- [Task statement]:
Copy every line, leaving nothing out and adding nothing.

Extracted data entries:
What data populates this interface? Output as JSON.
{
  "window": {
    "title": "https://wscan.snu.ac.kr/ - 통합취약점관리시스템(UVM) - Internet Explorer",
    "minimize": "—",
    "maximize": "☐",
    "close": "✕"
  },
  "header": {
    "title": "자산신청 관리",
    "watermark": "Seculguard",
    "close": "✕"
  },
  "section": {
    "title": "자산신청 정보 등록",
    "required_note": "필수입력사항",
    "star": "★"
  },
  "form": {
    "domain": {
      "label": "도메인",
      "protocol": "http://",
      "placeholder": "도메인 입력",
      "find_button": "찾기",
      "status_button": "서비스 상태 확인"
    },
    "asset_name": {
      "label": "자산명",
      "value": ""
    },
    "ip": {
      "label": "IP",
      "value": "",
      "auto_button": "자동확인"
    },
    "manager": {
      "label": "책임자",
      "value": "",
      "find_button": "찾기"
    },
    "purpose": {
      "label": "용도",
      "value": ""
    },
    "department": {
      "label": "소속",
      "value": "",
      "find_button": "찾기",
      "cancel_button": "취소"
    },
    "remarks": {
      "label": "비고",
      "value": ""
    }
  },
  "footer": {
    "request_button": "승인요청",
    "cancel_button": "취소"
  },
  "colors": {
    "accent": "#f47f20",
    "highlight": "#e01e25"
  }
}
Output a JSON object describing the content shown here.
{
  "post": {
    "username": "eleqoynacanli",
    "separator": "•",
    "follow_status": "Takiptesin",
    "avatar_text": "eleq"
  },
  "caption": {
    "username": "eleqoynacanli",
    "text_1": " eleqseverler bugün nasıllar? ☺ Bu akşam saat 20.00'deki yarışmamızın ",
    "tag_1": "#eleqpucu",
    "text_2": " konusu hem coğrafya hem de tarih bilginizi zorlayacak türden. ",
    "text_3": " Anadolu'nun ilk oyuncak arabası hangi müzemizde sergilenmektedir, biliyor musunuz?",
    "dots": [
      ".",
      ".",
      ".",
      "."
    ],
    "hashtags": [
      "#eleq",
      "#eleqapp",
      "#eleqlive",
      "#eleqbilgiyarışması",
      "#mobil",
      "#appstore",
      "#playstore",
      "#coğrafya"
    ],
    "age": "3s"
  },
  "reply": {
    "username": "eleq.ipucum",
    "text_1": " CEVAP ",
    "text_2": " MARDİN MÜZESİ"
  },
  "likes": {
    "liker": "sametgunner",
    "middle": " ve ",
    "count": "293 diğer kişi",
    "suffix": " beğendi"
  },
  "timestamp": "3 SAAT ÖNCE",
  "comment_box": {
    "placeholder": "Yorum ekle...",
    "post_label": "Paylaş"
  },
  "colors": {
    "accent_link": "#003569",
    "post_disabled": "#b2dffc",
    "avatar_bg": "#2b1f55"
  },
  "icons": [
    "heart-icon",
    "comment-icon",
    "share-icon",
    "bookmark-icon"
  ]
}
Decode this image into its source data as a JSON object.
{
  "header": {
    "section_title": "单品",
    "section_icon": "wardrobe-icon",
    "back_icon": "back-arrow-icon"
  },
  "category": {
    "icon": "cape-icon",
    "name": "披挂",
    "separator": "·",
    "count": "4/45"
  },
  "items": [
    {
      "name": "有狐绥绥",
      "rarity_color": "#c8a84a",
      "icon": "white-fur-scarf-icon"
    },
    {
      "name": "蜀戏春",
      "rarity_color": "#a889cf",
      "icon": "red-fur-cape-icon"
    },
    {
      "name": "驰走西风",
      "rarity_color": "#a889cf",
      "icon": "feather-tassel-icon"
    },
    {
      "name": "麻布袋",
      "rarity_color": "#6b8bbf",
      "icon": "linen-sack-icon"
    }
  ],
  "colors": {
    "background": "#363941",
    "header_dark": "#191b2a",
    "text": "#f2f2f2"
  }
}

- [Answer to the problem]:
What data populates this interface? Output as JSON.
{
  "window": {
    "title": "https://wscan.snu.ac.kr/ - 통합취약점관리시스템(UVM) - Internet Explorer",
    "minimize": "—",
    "maximize": "☐",
    "close": "✕"
  },
  "header": {
    "title": "자산신청 관리",
    "watermark": "Seculguard",
    "close": "✕"
  },
  "section": {
    "title": "자산신청 정보 등록",
    "required_note": "필수입력사항",
    "star": "★"
  },
  "form": {
    "domain": {
      "label": "도메인",
      "protocol": "http://",
      "placeholder": "도메인 입력",
      "find_button": "찾기",
      "status_button": "서비스 상태 확인"
    },
    "asset_name": {
      "label": "자산명",
      "value": ""
    },
    "ip": {
      "label": "IP",
      "value": "",
      "auto_button": "자동확인"
    },
    "manager": {
      "label": "책임자",
      "value": "",
      "find_button": "찾기"
    },
    "purpose": {
      "label": "용도",
      "value": ""
    },
    "department": {
      "label": "소속",
      "value": "",
      "find_button": "찾기",
      "cancel_button": "취소"
    },
    "remarks": {
      "label": "비고",
      "value": ""
    }
  },
  "footer": {
    "request_button": "승인요청",
    "cancel_button": "취소"
  },
  "colors": {
    "accent": "#f47f20",
    "highlight": "#e01e25"
  }
}
Output a JSON object describing the content shown here.
{
  "post": {
    "username": "eleqoynacanli",
    "separator": "•",
    "follow_status": "Takiptesin",
    "avatar_text": "eleq"
  },
  "caption": {
    "username": "eleqoynacanli",
    "text_1": " eleqseverler bugün nasıllar? ☺ Bu akşam saat 20.00'deki yarışmamızın ",
    "tag_1": "#eleqpucu",
    "text_2": " konusu hem coğrafya hem de tarih bilginizi zorlayacak türden. ",
    "text_3": " Anadolu'nun ilk oyuncak arabası hangi müzemizde sergilenmektedir, biliyor musunuz?",
    "dots": [
      ".",
      ".",
      ".",
      "."
    ],
    "hashtags": [
      "#eleq",
      "#eleqapp",
      "#eleqlive",
      "#eleqbilgiyarışması",
      "#mobil",
      "#appstore",
      "#playstore",
      "#coğrafya"
    ],
    "age": "3s"
  },
  "reply": {
    "username": "eleq.ipucum",
    "text_1": " CEVAP ",
    "text_2": " MARDİN MÜZESİ"
  },
  "likes": {
    "liker": "sametgunner",
    "middle": " ve ",
    "count": "293 diğer kişi",
    "suffix": " beğendi"
  },
  "timestamp": "3 SAAT ÖNCE",
  "comment_box": {
    "placeholder": "Yorum ekle...",
    "post_label": "Paylaş"
  },
  "colors": {
    "accent_link": "#003569",
    "post_disabled": "#b2dffc",
    "avatar_bg": "#2b1f55"
  },
  "icons": [
    "heart-icon",
    "comment-icon",
    "share-icon",
    "bookmark-icon"
  ]
}
Decode this image into its source data as a JSON object.
{
  "header": {
    "section_title": "单品",
    "section_icon": "wardrobe-icon",
    "back_icon": "back-arrow-icon"
  },
  "category": {
    "icon": "cape-icon",
    "name": "披挂",
    "separator": "·",
    "count": "4/45"
  },
  "items": [
    {
      "name": "有狐绥绥",
      "rarity_color": "#c8a84a",
      "icon": "white-fur-scarf-icon"
    },
    {
      "name": "蜀戏春",
      "rarity_color": "#a889cf",
      "icon": "red-fur-cape-icon"
    },
    {
      "name": "驰走西风",
      "rarity_color": "#a889cf",
      "icon": "feather-tassel-icon"
    },
    {
      "name": "麻布袋",
      "rarity_color": "#6b8bbf",
      "icon": "linen-sack-icon"
    }
  ],
  "colors": {
    "background": "#363941",
    "header_dark": "#191b2a",
    "text": "#f2f2f2"
  }
}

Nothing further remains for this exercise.